**EXCERPTED PASSAGE**
There is a historic puzzle relating to these bridges: see if you can find a way to cross each bridge only once. You’re not allowed to swim across the rivers, fly across, or teleport across. You can only use the bridges as a method to get to the islands or the mainlands, and when you start crossing a bridge, you have to cross it completely. No crossing halfway and then turning around.
Have you solved it yet? Neither have I. In fact, it was proven by the famous mathematician Leonhard Euler to be impossible to solve. Here’s how: Euler called each land mass a node and each bridge an edge, and constructed a graph that probably resembled the image to the left.
He then made the observation that if a landmass was not a place to either start or finish, then there should be an even number of bridges so that half of the bridges would be used to get to the landmass and the other half would be used to leave. Since all four of the nodes had an odd number of edges, that would mean each landmass is an endpoint. As there could only be two endpoints (a place to start and a place to finish), then it was impossible to cross each bridge only once.

**PROVIDED DATA**
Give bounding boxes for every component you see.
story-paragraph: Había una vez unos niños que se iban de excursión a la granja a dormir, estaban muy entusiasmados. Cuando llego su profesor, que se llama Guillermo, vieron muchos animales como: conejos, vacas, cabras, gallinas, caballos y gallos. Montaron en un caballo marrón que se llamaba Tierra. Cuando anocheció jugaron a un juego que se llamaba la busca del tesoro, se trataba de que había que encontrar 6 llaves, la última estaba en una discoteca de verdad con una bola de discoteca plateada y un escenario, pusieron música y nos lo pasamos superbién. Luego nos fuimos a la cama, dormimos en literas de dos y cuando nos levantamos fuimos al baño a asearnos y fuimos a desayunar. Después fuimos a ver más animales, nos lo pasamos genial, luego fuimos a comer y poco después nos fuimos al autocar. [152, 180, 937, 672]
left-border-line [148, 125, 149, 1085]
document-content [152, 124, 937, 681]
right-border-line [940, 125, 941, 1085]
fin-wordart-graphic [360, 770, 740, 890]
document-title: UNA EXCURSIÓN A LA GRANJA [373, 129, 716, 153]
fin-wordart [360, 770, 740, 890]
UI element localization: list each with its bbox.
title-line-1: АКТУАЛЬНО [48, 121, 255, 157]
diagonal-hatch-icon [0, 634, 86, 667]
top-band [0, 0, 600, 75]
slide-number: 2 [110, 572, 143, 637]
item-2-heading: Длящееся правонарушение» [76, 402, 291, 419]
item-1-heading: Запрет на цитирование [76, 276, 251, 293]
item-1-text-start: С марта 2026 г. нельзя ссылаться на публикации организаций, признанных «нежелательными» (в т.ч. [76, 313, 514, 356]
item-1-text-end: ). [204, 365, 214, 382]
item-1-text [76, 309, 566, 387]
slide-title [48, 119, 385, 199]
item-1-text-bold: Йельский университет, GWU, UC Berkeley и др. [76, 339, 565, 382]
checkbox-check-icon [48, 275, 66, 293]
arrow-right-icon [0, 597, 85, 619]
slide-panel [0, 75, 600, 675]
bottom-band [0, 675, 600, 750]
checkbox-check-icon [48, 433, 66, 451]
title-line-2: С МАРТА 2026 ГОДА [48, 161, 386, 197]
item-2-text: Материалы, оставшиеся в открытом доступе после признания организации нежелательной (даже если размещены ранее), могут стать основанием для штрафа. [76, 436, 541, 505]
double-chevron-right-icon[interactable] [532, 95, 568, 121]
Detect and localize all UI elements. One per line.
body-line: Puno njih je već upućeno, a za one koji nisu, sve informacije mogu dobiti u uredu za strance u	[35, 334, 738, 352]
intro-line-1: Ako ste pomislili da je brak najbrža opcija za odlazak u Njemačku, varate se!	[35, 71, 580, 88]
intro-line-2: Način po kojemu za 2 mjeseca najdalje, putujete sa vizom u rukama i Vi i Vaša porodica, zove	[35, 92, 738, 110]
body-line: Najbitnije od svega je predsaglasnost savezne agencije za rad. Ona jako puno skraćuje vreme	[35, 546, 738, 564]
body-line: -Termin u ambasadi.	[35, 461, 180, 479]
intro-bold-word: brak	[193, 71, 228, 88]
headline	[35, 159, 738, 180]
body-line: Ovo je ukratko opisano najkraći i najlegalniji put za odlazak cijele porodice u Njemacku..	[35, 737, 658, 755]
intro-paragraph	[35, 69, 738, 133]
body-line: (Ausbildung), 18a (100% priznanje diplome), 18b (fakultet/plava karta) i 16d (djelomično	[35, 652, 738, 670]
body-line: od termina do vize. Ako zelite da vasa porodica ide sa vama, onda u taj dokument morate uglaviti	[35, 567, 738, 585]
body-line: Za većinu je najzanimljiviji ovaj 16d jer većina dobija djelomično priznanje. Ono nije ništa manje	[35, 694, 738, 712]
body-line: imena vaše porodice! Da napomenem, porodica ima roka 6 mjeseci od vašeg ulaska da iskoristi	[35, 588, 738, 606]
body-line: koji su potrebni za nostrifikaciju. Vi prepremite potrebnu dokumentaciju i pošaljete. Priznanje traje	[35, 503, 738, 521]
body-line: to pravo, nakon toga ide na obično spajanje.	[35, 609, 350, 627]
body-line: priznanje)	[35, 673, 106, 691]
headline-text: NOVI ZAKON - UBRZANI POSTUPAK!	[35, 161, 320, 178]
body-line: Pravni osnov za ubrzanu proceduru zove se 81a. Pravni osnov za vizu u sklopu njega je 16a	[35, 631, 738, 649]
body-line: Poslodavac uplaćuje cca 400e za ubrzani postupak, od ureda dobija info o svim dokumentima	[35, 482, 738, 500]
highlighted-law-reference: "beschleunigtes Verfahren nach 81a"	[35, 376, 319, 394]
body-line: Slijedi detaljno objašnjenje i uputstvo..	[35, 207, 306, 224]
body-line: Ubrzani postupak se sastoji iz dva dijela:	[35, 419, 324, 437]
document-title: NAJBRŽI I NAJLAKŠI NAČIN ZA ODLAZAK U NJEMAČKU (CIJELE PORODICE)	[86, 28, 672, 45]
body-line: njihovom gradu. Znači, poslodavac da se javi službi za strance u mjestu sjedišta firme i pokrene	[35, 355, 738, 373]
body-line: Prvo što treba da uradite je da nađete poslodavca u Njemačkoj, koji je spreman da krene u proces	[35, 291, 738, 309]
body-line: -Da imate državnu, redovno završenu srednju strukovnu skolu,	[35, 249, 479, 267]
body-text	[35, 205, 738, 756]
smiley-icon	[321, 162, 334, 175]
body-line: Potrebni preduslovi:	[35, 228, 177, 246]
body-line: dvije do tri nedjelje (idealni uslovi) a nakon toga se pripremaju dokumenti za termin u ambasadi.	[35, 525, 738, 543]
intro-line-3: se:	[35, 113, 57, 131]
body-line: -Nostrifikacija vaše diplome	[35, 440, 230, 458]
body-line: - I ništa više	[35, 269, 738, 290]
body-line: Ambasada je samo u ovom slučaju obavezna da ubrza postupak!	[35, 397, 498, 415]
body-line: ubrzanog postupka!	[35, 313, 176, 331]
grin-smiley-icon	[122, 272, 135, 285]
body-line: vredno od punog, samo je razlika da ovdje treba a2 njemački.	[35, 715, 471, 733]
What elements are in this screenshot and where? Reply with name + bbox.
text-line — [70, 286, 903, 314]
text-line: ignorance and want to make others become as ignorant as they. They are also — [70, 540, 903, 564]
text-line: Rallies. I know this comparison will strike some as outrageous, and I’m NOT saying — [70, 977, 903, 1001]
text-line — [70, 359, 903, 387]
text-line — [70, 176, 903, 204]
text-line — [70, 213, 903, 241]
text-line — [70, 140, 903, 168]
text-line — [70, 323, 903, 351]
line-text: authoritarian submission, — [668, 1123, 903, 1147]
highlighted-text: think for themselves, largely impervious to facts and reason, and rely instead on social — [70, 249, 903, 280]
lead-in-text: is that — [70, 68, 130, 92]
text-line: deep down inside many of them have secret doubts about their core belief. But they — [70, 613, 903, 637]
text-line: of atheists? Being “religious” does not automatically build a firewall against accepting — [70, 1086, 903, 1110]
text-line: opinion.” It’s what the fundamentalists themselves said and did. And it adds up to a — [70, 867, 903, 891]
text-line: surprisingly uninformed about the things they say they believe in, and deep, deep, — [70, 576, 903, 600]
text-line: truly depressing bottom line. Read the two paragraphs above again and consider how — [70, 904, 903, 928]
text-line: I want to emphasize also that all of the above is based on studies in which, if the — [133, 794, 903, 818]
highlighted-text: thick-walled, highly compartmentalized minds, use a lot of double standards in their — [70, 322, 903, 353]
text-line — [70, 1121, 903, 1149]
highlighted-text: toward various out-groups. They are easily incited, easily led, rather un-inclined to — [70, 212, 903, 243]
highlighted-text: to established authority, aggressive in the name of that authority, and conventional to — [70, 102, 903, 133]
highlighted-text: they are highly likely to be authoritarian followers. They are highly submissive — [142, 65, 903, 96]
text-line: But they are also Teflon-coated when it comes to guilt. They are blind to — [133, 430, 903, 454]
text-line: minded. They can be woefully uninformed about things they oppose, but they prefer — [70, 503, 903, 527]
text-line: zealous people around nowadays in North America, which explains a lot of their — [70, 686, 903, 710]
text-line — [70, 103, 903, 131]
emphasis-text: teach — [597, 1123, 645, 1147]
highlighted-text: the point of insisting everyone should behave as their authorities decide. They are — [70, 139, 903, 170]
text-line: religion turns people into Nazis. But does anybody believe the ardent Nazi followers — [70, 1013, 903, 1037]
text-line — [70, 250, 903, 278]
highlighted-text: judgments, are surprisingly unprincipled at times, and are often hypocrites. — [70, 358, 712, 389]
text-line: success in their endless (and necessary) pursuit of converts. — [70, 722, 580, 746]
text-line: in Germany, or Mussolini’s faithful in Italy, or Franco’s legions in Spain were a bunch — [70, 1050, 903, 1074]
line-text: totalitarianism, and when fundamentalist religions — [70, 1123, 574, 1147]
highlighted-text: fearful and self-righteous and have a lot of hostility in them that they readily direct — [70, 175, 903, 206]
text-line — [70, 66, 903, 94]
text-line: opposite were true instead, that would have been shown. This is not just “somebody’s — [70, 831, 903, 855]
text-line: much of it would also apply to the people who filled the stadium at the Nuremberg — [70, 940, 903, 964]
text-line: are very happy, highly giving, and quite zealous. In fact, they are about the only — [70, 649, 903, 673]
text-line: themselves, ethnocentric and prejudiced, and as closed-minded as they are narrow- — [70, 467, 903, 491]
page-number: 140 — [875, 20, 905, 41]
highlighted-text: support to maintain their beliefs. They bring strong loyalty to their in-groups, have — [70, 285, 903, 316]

**SET TASKS**
1) According to the passage on the bridge puzzle, why does a landmass that is neither a starting point nor a finishing point need an even number of bridges?
2) Pick up the passage on the bridge puzzle after its final sentence and continue it.

**RESPONSES FOR EACH TASK**
1) Half of its bridges would be used to reach the landmass and the other half to leave it, so the bridges have to pair off evenly.

2)
Euler’s proof created an entirely new branch of mathematics called graph theory. Whether game designers have realized it or not, many puzzles can easily be represented with graph theory, making them substantially easier to solve. One such type of puzzle often stumped me as a kid: sliding ice puzzles. These brainteasers have shown up in the icy areas of Pokémon since Generation II, but they aren’t unique to Game Freak’s creation. In Golden Sun, many djinn are obtained by correctly sliding down the right path, and in Tales of Symphonia, one such puzzle was done in space rather than on ice. Let’s take a look at a sliding ice puzzle found in the Generation II version of the Ice Path:
We begin by making the starting spots the first two nodes:
We now map all the possible choices we can make from 1 or 2. Since we start sliding as soon as we touch the ice, the only place we can go from 2 is right, and the only place we can go from 1 is up.
When we make our graph, we don’t have to mirror the position of our puzzle. In fact, this may make things worse as the point of graphing out these puzzles is to simplify, and matching the positioning could make our graph very messy. Now let’s take a look at 4. Besides going back to 2, we can also go up or down. But if we go either of those directions, we can’t immediately go back to 4. We’ll represent this as an arrow on our graph, which is more formally called a directed edge.
As we fill out our map, it’s important to keep track of which paths are useful. For example, after mapping a few more nodes, we end up with the following graph.
We can see that if we follow the path starting at 1, we’ll just end up following the path starting at 2. Therefore, we know that we can completely ignore that branch of our map. We can also ignore going to 6, 9, and 10 since we can get to 11 faster by going through 5.
Finally, a completely graphed out map will look like this.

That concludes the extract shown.